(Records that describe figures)
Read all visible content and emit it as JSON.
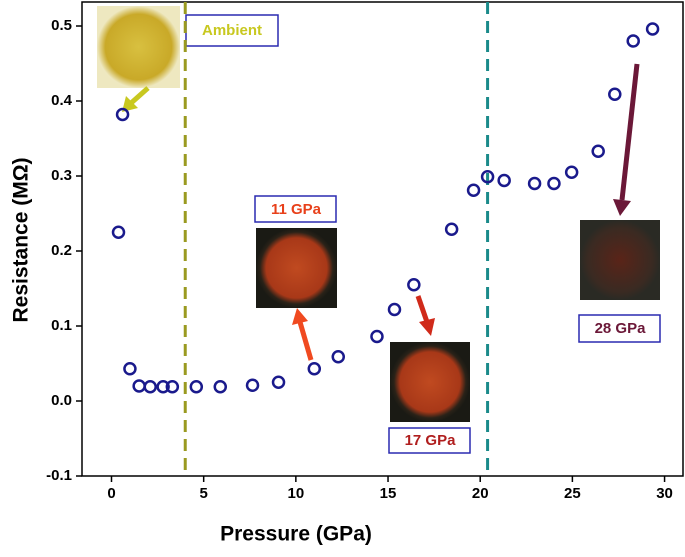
{
  "chart_data": {
    "type": "scatter",
    "x_label": "Pressure (GPa)",
    "y_label": "Resistance (MΩ)",
    "xlim": [
      -1.6,
      31
    ],
    "ylim": [
      -0.1,
      0.532
    ],
    "xticks": [
      0,
      5,
      10,
      15,
      20,
      25,
      30
    ],
    "yticks": [
      -0.1,
      {
        "value": 0,
        "label": "0.0"
      },
      0.1,
      0.2,
      0.3,
      0.4,
      0.5
    ],
    "series": [
      {
        "color": "#1a1a8c",
        "x": [
          0.38,
          0.6,
          1.0,
          1.5,
          2.1,
          2.8,
          3.3,
          4.6,
          5.9,
          7.65,
          9.06,
          11.0,
          12.3,
          14.4,
          15.35,
          16.4,
          18.45,
          19.64,
          20.4,
          21.3,
          22.95,
          24.0,
          24.96,
          26.4,
          27.3,
          28.3,
          29.35
        ],
        "values": [
          0.225,
          0.382,
          0.043,
          0.02,
          0.019,
          0.019,
          0.019,
          0.019,
          0.019,
          0.021,
          0.025,
          0.043,
          0.059,
          0.086,
          0.122,
          0.155,
          0.229,
          0.281,
          0.299,
          0.294,
          0.29,
          0.29,
          0.305,
          0.333,
          0.409,
          0.48,
          0.496
        ]
      }
    ],
    "vlines": [
      {
        "x": 4,
        "color": "#9a9a20"
      },
      {
        "x": 20.4,
        "color": "#1a8a8a"
      }
    ],
    "annotations": [
      {
        "text": "Ambient",
        "color": "#c8c820"
      },
      {
        "text": "11 GPa",
        "color": "#e8401a"
      },
      {
        "text": "17 GPa",
        "color": "#b01e1e"
      },
      {
        "text": "28 GPa",
        "color": "#6b1838"
      }
    ]
  }
}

__EXERCISE DESCRIPTION__:
An exact transcription of all the entries is required, without the pictures.

__OUTPUT OF THE TASK__:
Read all visible content and emit it as JSON.
{
  "chart_data": {
    "type": "scatter",
    "x_label": "Pressure (GPa)",
    "y_label": "Resistance (MΩ)",
    "xlim": [
      -1.6,
      31
    ],
    "ylim": [
      -0.1,
      0.532
    ],
    "xticks": [
      0,
      5,
      10,
      15,
      20,
      25,
      30
    ],
    "yticks": [
      -0.1,
      {
        "value": 0,
        "label": "0.0"
      },
      0.1,
      0.2,
      0.3,
      0.4,
      0.5
    ],
    "series": [
      {
        "color": "#1a1a8c",
        "x": [
          0.38,
          0.6,
          1.0,
          1.5,
          2.1,
          2.8,
          3.3,
          4.6,
          5.9,
          7.65,
          9.06,
          11.0,
          12.3,
          14.4,
          15.35,
          16.4,
          18.45,
          19.64,
          20.4,
          21.3,
          22.95,
          24.0,
          24.96,
          26.4,
          27.3,
          28.3,
          29.35
        ],
        "values": [
          0.225,
          0.382,
          0.043,
          0.02,
          0.019,
          0.019,
          0.019,
          0.019,
          0.019,
          0.021,
          0.025,
          0.043,
          0.059,
          0.086,
          0.122,
          0.155,
          0.229,
          0.281,
          0.299,
          0.294,
          0.29,
          0.29,
          0.305,
          0.333,
          0.409,
          0.48,
          0.496
        ]
      }
    ],
    "vlines": [
      {
        "x": 4,
        "color": "#9a9a20"
      },
      {
        "x": 20.4,
        "color": "#1a8a8a"
      }
    ],
    "annotations": [
      {
        "text": "Ambient",
        "color": "#c8c820"
      },
      {
        "text": "11 GPa",
        "color": "#e8401a"
      },
      {
        "text": "17 GPa",
        "color": "#b01e1e"
      },
      {
        "text": "28 GPa",
        "color": "#6b1838"
      }
    ]
  }
}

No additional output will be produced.